Exercise: Set out each line from the following listing that includes the word "Coupons".

Input for this task:
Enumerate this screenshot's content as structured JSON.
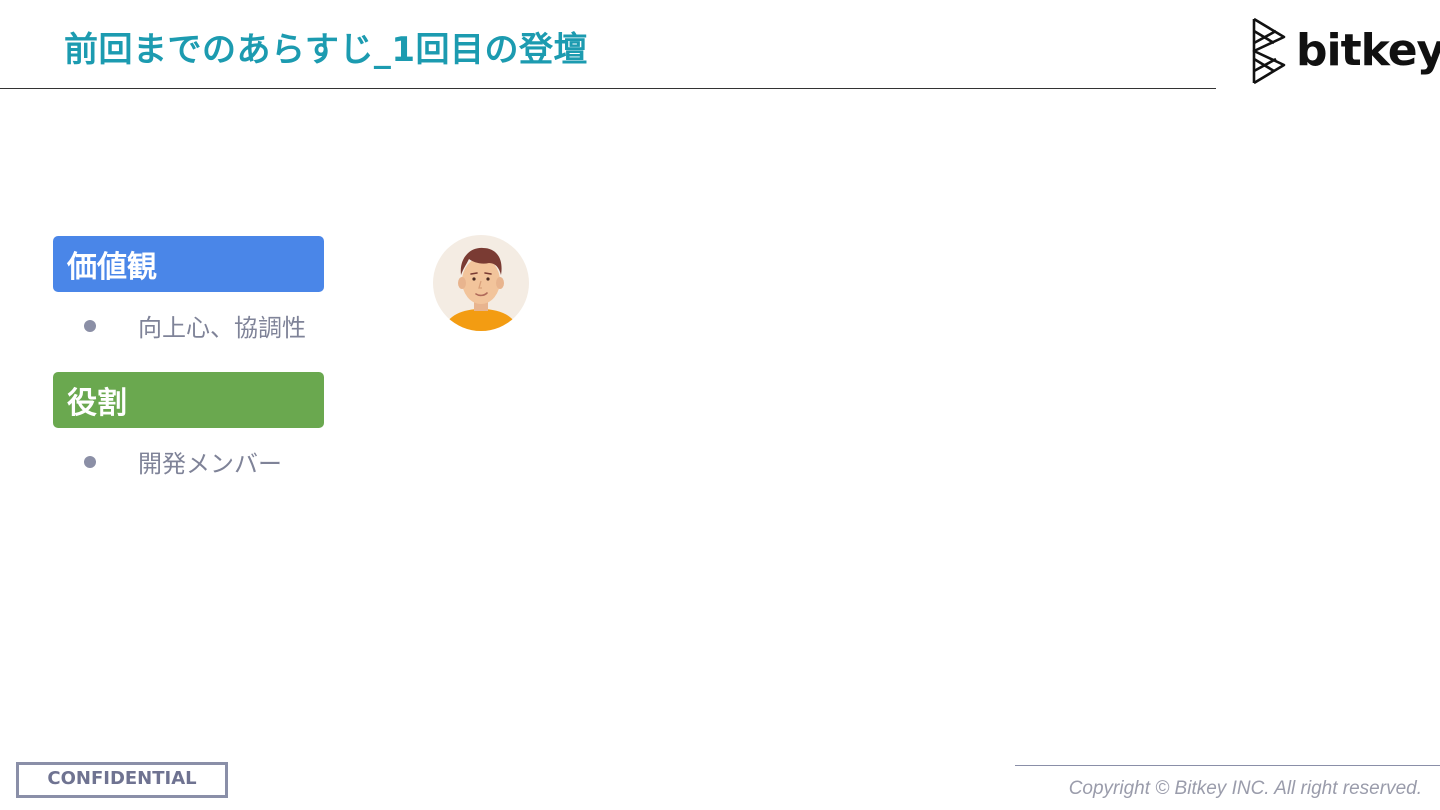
{
  "slide": {
    "title": "前回までのあらすじ_1回目の登壇"
  },
  "logo": {
    "text": "bitkey"
  },
  "profile": {
    "values_header": "価値観",
    "values_color": "#4a86e8",
    "values_item": "向上心、協調性",
    "role_header": "役割",
    "role_color": "#6aa84f",
    "role_item": "開発メンバー"
  },
  "avatar": {
    "icon": "person-avatar-icon"
  },
  "footer": {
    "confidential": "CONFIDENTIAL",
    "copyright": "Copyright © Bitkey INC. All right reserved."
  }
}
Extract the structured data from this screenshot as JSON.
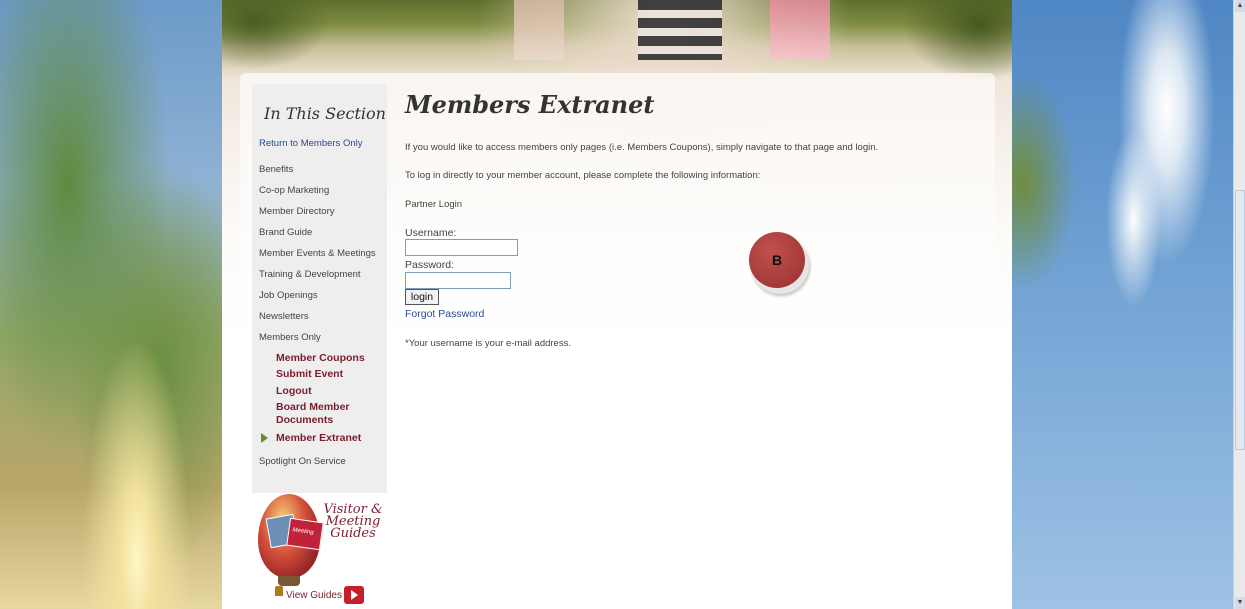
{
  "sidebar": {
    "title": "In This Section",
    "return_link": "Return to Members Only",
    "items": [
      "Benefits",
      "Co-op Marketing",
      "Member Directory",
      "Brand Guide",
      "Member Events & Meetings",
      "Training & Development",
      "Job Openings",
      "Newsletters",
      "Members Only"
    ],
    "sub_items": [
      "Member Coupons",
      "Submit Event",
      "Logout",
      "Board Member Documents",
      "Member Extranet"
    ],
    "after_item": "Spotlight On Service"
  },
  "promo": {
    "title": "Visitor & Meeting Guides",
    "card_text": "Meeting",
    "link": "View Guides"
  },
  "main": {
    "title": "Members Extranet",
    "intro": "If you would like to access members only pages (i.e. Members Coupons), simply navigate to that page and login.",
    "direct": "To log in directly to your member account, please complete the following information:",
    "section": "Partner Login",
    "username_label": "Username:",
    "password_label": "Password:",
    "username_value": "",
    "password_value": "",
    "login_button": "login",
    "forgot_link": "Forgot Password",
    "note": "*Your username is your e-mail address."
  },
  "marker": {
    "label": "B"
  },
  "colors": {
    "accent": "#7a1e2e",
    "link": "#2a4a9a",
    "marker": "#a43a38"
  }
}
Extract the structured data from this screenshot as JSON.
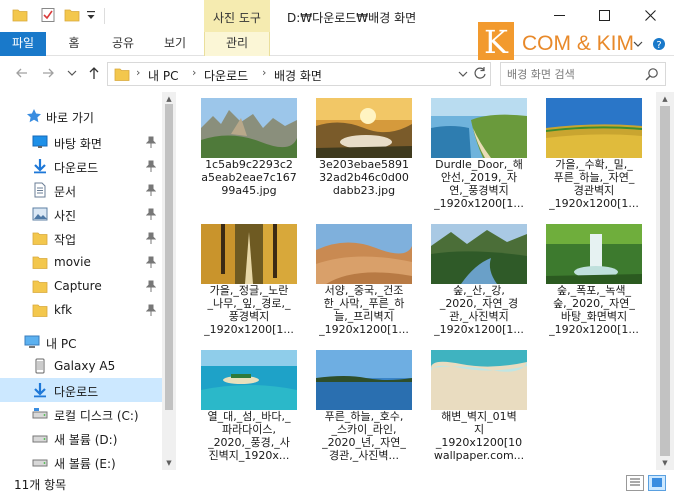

Task solution:
      "Member Coupons",
    "intro": "If you would like to access members only pages (i.e. Members Coupons), simply navigate to that page and login.",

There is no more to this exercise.